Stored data
* * * * *

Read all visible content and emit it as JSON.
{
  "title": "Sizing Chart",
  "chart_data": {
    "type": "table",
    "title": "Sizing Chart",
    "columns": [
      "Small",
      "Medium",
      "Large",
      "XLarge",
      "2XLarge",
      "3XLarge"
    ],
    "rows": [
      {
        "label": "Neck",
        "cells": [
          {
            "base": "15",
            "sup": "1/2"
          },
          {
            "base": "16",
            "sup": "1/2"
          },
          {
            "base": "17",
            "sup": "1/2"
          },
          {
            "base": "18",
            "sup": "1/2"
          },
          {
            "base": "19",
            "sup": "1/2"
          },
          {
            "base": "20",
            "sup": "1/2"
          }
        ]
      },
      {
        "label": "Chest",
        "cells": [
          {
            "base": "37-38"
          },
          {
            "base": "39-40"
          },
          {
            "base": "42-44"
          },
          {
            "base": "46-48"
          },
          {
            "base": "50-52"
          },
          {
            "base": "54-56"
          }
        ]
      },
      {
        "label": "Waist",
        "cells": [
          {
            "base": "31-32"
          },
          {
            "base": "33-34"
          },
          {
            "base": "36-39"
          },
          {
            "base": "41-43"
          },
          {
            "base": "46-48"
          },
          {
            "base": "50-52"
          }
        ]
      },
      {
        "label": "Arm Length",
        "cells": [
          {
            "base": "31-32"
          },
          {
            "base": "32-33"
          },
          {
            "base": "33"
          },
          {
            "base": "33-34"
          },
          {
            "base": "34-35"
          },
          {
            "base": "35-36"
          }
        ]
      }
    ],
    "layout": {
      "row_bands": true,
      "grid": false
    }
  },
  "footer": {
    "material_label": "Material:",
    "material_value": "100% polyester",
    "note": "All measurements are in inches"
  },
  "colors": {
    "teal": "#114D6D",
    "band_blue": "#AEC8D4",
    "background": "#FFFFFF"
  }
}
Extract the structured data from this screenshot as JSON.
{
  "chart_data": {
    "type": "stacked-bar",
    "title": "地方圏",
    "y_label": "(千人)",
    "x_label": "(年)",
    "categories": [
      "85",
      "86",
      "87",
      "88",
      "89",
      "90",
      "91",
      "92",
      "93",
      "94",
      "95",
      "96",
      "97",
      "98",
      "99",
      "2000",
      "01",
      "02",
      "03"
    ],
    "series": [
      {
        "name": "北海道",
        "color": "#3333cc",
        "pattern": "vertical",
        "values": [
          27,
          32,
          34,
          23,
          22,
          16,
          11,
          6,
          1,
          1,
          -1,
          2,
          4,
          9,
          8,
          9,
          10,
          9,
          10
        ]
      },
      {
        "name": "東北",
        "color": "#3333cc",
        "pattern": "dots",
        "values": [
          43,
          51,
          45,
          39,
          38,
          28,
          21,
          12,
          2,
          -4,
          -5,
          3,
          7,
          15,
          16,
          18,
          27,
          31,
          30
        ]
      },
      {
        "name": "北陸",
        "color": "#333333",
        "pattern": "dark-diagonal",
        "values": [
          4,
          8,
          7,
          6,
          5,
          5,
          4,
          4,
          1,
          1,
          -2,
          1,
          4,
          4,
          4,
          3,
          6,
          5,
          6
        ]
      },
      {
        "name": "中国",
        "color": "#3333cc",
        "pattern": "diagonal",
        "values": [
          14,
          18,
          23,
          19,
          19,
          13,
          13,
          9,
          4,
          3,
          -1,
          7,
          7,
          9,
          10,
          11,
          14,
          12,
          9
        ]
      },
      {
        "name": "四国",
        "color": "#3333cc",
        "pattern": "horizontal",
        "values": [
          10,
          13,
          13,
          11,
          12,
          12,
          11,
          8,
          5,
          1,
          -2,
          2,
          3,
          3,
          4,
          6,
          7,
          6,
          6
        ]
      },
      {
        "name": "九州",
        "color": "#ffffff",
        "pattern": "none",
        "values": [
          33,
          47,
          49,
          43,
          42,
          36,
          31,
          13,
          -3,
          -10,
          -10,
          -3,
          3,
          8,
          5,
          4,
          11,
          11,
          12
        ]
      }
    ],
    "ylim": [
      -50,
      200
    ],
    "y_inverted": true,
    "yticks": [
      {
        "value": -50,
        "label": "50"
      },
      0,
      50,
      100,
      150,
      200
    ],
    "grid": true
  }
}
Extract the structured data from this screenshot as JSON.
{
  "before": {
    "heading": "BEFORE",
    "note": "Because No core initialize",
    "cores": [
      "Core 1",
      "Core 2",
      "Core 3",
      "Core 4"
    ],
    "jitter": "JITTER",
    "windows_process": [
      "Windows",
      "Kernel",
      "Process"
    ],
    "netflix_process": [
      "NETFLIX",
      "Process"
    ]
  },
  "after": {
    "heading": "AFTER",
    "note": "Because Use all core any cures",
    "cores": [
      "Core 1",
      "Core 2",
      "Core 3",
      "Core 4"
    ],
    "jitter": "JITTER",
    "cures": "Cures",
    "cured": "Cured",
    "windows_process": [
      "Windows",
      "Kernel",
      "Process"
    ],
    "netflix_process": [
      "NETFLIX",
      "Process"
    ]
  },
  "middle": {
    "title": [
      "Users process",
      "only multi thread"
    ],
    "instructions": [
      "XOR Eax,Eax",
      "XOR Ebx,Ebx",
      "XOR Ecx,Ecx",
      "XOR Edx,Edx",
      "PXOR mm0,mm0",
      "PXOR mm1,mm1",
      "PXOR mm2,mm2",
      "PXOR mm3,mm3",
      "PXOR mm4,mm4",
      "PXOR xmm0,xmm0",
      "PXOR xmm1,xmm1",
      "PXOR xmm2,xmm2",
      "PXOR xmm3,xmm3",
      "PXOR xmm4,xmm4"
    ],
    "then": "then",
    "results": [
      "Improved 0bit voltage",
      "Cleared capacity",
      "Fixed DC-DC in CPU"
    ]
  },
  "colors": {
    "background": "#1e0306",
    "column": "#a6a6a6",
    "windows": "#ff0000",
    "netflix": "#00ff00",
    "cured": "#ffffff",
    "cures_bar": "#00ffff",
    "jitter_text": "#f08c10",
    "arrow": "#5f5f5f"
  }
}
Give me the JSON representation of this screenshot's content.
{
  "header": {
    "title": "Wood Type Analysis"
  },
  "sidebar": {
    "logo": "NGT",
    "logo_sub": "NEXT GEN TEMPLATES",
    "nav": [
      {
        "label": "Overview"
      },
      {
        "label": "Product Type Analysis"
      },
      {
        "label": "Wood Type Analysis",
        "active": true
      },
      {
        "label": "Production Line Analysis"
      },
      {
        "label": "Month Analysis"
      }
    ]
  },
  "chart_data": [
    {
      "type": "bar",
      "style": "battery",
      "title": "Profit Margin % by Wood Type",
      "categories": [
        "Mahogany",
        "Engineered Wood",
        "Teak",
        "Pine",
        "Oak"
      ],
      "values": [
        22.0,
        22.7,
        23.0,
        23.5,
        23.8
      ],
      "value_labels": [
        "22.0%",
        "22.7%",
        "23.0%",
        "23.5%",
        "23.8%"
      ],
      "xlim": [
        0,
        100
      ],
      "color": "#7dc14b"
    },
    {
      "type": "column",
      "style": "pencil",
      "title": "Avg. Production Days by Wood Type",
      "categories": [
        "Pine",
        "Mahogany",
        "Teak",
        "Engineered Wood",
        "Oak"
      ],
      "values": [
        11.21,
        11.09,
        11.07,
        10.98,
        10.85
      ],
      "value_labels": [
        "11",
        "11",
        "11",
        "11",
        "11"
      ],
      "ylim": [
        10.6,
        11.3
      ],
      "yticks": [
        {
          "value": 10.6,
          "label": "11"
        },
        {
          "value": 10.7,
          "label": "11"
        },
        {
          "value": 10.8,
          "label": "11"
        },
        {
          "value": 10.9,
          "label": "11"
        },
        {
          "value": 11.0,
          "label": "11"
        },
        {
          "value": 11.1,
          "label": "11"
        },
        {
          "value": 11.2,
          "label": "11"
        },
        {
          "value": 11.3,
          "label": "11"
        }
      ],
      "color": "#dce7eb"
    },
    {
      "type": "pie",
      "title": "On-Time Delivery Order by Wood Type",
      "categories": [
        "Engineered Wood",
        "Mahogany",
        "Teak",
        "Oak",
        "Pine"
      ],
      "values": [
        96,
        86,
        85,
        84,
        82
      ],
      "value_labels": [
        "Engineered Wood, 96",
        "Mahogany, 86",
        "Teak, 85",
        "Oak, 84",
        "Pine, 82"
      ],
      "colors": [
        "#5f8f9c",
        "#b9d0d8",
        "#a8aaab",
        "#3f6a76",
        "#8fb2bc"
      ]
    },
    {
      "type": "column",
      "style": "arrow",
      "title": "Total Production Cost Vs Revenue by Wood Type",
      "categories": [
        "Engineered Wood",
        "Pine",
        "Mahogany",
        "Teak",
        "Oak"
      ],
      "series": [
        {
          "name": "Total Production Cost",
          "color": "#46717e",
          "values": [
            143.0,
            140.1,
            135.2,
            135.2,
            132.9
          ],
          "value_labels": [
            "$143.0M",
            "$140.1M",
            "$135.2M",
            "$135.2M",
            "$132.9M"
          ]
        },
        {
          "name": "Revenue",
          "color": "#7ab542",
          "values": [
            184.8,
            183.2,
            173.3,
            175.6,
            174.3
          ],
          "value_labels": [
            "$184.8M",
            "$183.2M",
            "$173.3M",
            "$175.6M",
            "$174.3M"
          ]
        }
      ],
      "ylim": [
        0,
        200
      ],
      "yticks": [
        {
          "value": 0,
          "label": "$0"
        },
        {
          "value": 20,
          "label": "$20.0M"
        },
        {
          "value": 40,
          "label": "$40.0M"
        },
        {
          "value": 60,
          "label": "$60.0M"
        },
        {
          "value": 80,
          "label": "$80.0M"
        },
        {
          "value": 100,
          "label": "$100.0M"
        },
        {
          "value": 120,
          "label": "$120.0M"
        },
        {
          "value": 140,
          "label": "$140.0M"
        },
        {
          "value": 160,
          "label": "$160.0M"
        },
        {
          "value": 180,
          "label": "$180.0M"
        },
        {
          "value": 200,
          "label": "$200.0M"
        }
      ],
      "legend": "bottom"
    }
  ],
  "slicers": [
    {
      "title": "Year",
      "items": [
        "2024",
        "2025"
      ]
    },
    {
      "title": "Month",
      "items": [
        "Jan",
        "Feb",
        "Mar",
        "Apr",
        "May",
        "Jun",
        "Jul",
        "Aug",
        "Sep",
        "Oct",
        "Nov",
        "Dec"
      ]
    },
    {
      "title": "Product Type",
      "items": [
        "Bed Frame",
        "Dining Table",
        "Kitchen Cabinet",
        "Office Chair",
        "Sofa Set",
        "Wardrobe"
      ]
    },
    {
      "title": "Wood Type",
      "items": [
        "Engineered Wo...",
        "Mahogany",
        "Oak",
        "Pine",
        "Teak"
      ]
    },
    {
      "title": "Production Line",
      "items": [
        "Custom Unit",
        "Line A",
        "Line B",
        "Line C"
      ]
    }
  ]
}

* * * * *

Written task:
Among the lines above, determine how many hold the word "PXOR"; report the figure alone.

Solution to the problem:
10